### Stated exercise
All the data must come back unchanged, except that pictures are left out.

>>

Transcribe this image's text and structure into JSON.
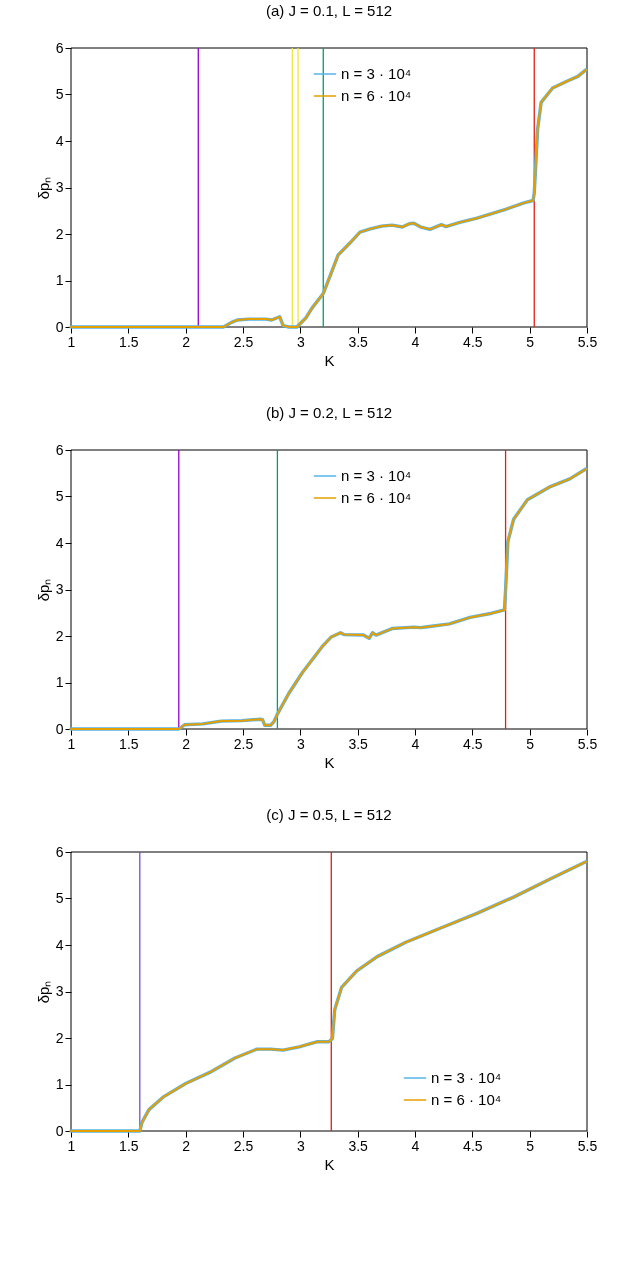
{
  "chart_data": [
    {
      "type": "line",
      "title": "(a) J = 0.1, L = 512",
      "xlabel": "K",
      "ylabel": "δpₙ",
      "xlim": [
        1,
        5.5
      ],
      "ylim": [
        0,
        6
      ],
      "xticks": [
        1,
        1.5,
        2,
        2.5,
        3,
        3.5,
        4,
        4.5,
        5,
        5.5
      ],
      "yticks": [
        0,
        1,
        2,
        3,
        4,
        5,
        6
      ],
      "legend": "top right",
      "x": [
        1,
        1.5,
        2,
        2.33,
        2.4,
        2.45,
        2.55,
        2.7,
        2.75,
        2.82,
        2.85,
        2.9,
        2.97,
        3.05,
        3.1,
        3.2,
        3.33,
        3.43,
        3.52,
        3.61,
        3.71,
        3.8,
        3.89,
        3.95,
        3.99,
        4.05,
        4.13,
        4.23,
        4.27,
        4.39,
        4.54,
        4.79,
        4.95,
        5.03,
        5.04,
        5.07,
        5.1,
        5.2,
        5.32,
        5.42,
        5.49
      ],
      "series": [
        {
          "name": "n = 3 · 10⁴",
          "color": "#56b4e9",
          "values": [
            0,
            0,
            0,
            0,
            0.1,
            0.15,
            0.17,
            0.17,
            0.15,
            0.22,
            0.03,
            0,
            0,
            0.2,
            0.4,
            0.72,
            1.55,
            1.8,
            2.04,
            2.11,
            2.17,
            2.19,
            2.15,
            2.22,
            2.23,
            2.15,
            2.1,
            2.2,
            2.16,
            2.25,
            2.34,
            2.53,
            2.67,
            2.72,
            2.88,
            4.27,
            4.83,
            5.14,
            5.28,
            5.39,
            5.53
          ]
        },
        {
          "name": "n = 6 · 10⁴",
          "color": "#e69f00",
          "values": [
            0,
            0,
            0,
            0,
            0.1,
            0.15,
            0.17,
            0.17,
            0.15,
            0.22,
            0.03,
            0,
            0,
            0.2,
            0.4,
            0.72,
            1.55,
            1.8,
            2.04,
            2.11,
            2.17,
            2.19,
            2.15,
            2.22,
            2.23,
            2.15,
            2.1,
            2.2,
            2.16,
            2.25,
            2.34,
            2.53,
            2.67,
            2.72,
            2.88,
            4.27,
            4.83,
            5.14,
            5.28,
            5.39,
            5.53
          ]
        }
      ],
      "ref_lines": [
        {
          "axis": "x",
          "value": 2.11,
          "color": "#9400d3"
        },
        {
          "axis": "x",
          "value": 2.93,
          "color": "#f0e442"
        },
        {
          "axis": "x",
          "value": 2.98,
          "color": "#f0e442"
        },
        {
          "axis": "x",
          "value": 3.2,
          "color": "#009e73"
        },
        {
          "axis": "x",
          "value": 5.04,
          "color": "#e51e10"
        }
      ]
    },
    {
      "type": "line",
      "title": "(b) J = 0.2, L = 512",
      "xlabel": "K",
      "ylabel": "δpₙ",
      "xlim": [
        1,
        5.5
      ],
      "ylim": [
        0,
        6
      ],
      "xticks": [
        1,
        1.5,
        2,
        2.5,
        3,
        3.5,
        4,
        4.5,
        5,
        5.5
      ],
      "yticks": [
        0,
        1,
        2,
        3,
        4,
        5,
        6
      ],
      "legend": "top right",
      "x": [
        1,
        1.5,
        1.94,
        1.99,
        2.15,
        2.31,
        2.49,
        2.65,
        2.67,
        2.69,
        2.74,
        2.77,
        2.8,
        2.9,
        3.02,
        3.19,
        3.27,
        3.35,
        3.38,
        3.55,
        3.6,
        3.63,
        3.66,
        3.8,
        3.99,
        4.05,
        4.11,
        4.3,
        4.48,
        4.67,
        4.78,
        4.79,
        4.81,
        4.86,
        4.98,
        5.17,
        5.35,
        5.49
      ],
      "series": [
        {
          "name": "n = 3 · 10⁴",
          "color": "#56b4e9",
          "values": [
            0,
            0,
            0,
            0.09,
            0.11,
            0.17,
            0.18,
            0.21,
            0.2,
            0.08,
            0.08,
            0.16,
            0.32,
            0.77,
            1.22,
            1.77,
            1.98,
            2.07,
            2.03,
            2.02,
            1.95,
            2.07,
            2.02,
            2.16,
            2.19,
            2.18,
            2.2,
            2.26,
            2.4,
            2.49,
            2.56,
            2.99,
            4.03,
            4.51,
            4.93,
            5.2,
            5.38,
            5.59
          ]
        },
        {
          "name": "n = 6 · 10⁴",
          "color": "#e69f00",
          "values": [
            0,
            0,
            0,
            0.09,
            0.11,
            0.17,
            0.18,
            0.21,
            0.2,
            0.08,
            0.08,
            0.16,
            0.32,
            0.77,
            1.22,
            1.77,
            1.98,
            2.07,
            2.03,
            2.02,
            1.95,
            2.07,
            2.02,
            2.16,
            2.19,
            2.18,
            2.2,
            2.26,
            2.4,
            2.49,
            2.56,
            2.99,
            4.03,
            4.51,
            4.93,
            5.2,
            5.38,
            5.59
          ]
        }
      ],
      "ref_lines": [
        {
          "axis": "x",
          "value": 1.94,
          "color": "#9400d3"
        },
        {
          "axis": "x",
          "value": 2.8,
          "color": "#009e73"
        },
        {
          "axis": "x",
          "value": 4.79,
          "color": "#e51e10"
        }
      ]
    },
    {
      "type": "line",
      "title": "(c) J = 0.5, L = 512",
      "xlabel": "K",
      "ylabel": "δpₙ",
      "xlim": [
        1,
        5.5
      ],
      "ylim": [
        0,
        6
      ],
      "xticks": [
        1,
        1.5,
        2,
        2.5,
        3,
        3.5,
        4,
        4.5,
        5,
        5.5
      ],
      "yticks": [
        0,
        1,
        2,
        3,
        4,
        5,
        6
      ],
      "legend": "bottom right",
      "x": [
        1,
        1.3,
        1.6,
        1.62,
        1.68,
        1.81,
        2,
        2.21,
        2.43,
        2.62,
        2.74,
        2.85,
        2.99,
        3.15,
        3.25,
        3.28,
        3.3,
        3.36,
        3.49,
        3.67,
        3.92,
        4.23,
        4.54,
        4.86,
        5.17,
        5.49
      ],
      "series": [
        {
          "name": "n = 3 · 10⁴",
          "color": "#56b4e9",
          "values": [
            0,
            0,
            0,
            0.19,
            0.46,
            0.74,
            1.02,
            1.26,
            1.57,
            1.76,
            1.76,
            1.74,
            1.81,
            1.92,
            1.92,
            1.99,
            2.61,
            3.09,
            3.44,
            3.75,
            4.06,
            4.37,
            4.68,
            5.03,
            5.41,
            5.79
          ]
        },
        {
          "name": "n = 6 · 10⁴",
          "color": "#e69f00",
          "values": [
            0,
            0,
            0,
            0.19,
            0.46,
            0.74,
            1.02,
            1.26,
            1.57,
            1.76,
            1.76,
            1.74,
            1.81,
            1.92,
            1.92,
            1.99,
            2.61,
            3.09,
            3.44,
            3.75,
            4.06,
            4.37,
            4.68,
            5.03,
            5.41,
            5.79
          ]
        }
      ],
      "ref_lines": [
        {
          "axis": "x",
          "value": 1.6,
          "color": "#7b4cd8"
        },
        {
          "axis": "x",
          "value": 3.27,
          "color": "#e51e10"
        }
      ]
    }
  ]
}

<<

### Solution
Transcribe this image's text and structure into JSON.
{
  "chart_data": [
    {
      "type": "line",
      "title": "(a) J = 0.1, L = 512",
      "xlabel": "K",
      "ylabel": "δpₙ",
      "xlim": [
        1,
        5.5
      ],
      "ylim": [
        0,
        6
      ],
      "xticks": [
        1,
        1.5,
        2,
        2.5,
        3,
        3.5,
        4,
        4.5,
        5,
        5.5
      ],
      "yticks": [
        0,
        1,
        2,
        3,
        4,
        5,
        6
      ],
      "legend": "top right",
      "x": [
        1,
        1.5,
        2,
        2.33,
        2.4,
        2.45,
        2.55,
        2.7,
        2.75,
        2.82,
        2.85,
        2.9,
        2.97,
        3.05,
        3.1,
        3.2,
        3.33,
        3.43,
        3.52,
        3.61,
        3.71,
        3.8,
        3.89,
        3.95,
        3.99,
        4.05,
        4.13,
        4.23,
        4.27,
        4.39,
        4.54,
        4.79,
        4.95,
        5.03,
        5.04,
        5.07,
        5.1,
        5.2,
        5.32,
        5.42,
        5.49
      ],
      "series": [
        {
          "name": "n = 3 · 10⁴",
          "color": "#56b4e9",
          "values": [
            0,
            0,
            0,
            0,
            0.1,
            0.15,
            0.17,
            0.17,
            0.15,
            0.22,
            0.03,
            0,
            0,
            0.2,
            0.4,
            0.72,
            1.55,
            1.8,
            2.04,
            2.11,
            2.17,
            2.19,
            2.15,
            2.22,
            2.23,
            2.15,
            2.1,
            2.2,
            2.16,
            2.25,
            2.34,
            2.53,
            2.67,
            2.72,
            2.88,
            4.27,
            4.83,
            5.14,
            5.28,
            5.39,
            5.53
          ]
        },
        {
          "name": "n = 6 · 10⁴",
          "color": "#e69f00",
          "values": [
            0,
            0,
            0,
            0,
            0.1,
            0.15,
            0.17,
            0.17,
            0.15,
            0.22,
            0.03,
            0,
            0,
            0.2,
            0.4,
            0.72,
            1.55,
            1.8,
            2.04,
            2.11,
            2.17,
            2.19,
            2.15,
            2.22,
            2.23,
            2.15,
            2.1,
            2.2,
            2.16,
            2.25,
            2.34,
            2.53,
            2.67,
            2.72,
            2.88,
            4.27,
            4.83,
            5.14,
            5.28,
            5.39,
            5.53
          ]
        }
      ],
      "ref_lines": [
        {
          "axis": "x",
          "value": 2.11,
          "color": "#9400d3"
        },
        {
          "axis": "x",
          "value": 2.93,
          "color": "#f0e442"
        },
        {
          "axis": "x",
          "value": 2.98,
          "color": "#f0e442"
        },
        {
          "axis": "x",
          "value": 3.2,
          "color": "#009e73"
        },
        {
          "axis": "x",
          "value": 5.04,
          "color": "#e51e10"
        }
      ]
    },
    {
      "type": "line",
      "title": "(b) J = 0.2, L = 512",
      "xlabel": "K",
      "ylabel": "δpₙ",
      "xlim": [
        1,
        5.5
      ],
      "ylim": [
        0,
        6
      ],
      "xticks": [
        1,
        1.5,
        2,
        2.5,
        3,
        3.5,
        4,
        4.5,
        5,
        5.5
      ],
      "yticks": [
        0,
        1,
        2,
        3,
        4,
        5,
        6
      ],
      "legend": "top right",
      "x": [
        1,
        1.5,
        1.94,
        1.99,
        2.15,
        2.31,
        2.49,
        2.65,
        2.67,
        2.69,
        2.74,
        2.77,
        2.8,
        2.9,
        3.02,
        3.19,
        3.27,
        3.35,
        3.38,
        3.55,
        3.6,
        3.63,
        3.66,
        3.8,
        3.99,
        4.05,
        4.11,
        4.3,
        4.48,
        4.67,
        4.78,
        4.79,
        4.81,
        4.86,
        4.98,
        5.17,
        5.35,
        5.49
      ],
      "series": [
        {
          "name": "n = 3 · 10⁴",
          "color": "#56b4e9",
          "values": [
            0,
            0,
            0,
            0.09,
            0.11,
            0.17,
            0.18,
            0.21,
            0.2,
            0.08,
            0.08,
            0.16,
            0.32,
            0.77,
            1.22,
            1.77,
            1.98,
            2.07,
            2.03,
            2.02,
            1.95,
            2.07,
            2.02,
            2.16,
            2.19,
            2.18,
            2.2,
            2.26,
            2.4,
            2.49,
            2.56,
            2.99,
            4.03,
            4.51,
            4.93,
            5.2,
            5.38,
            5.59
          ]
        },
        {
          "name": "n = 6 · 10⁴",
          "color": "#e69f00",
          "values": [
            0,
            0,
            0,
            0.09,
            0.11,
            0.17,
            0.18,
            0.21,
            0.2,
            0.08,
            0.08,
            0.16,
            0.32,
            0.77,
            1.22,
            1.77,
            1.98,
            2.07,
            2.03,
            2.02,
            1.95,
            2.07,
            2.02,
            2.16,
            2.19,
            2.18,
            2.2,
            2.26,
            2.4,
            2.49,
            2.56,
            2.99,
            4.03,
            4.51,
            4.93,
            5.2,
            5.38,
            5.59
          ]
        }
      ],
      "ref_lines": [
        {
          "axis": "x",
          "value": 1.94,
          "color": "#9400d3"
        },
        {
          "axis": "x",
          "value": 2.8,
          "color": "#009e73"
        },
        {
          "axis": "x",
          "value": 4.79,
          "color": "#e51e10"
        }
      ]
    },
    {
      "type": "line",
      "title": "(c) J = 0.5, L = 512",
      "xlabel": "K",
      "ylabel": "δpₙ",
      "xlim": [
        1,
        5.5
      ],
      "ylim": [
        0,
        6
      ],
      "xticks": [
        1,
        1.5,
        2,
        2.5,
        3,
        3.5,
        4,
        4.5,
        5,
        5.5
      ],
      "yticks": [
        0,
        1,
        2,
        3,
        4,
        5,
        6
      ],
      "legend": "bottom right",
      "x": [
        1,
        1.3,
        1.6,
        1.62,
        1.68,
        1.81,
        2,
        2.21,
        2.43,
        2.62,
        2.74,
        2.85,
        2.99,
        3.15,
        3.25,
        3.28,
        3.3,
        3.36,
        3.49,
        3.67,
        3.92,
        4.23,
        4.54,
        4.86,
        5.17,
        5.49
      ],
      "series": [
        {
          "name": "n = 3 · 10⁴",
          "color": "#56b4e9",
          "values": [
            0,
            0,
            0,
            0.19,
            0.46,
            0.74,
            1.02,
            1.26,
            1.57,
            1.76,
            1.76,
            1.74,
            1.81,
            1.92,
            1.92,
            1.99,
            2.61,
            3.09,
            3.44,
            3.75,
            4.06,
            4.37,
            4.68,
            5.03,
            5.41,
            5.79
          ]
        },
        {
          "name": "n = 6 · 10⁴",
          "color": "#e69f00",
          "values": [
            0,
            0,
            0,
            0.19,
            0.46,
            0.74,
            1.02,
            1.26,
            1.57,
            1.76,
            1.76,
            1.74,
            1.81,
            1.92,
            1.92,
            1.99,
            2.61,
            3.09,
            3.44,
            3.75,
            4.06,
            4.37,
            4.68,
            5.03,
            5.41,
            5.79
          ]
        }
      ],
      "ref_lines": [
        {
          "axis": "x",
          "value": 1.6,
          "color": "#7b4cd8"
        },
        {
          "axis": "x",
          "value": 3.27,
          "color": "#e51e10"
        }
      ]
    }
  ]
}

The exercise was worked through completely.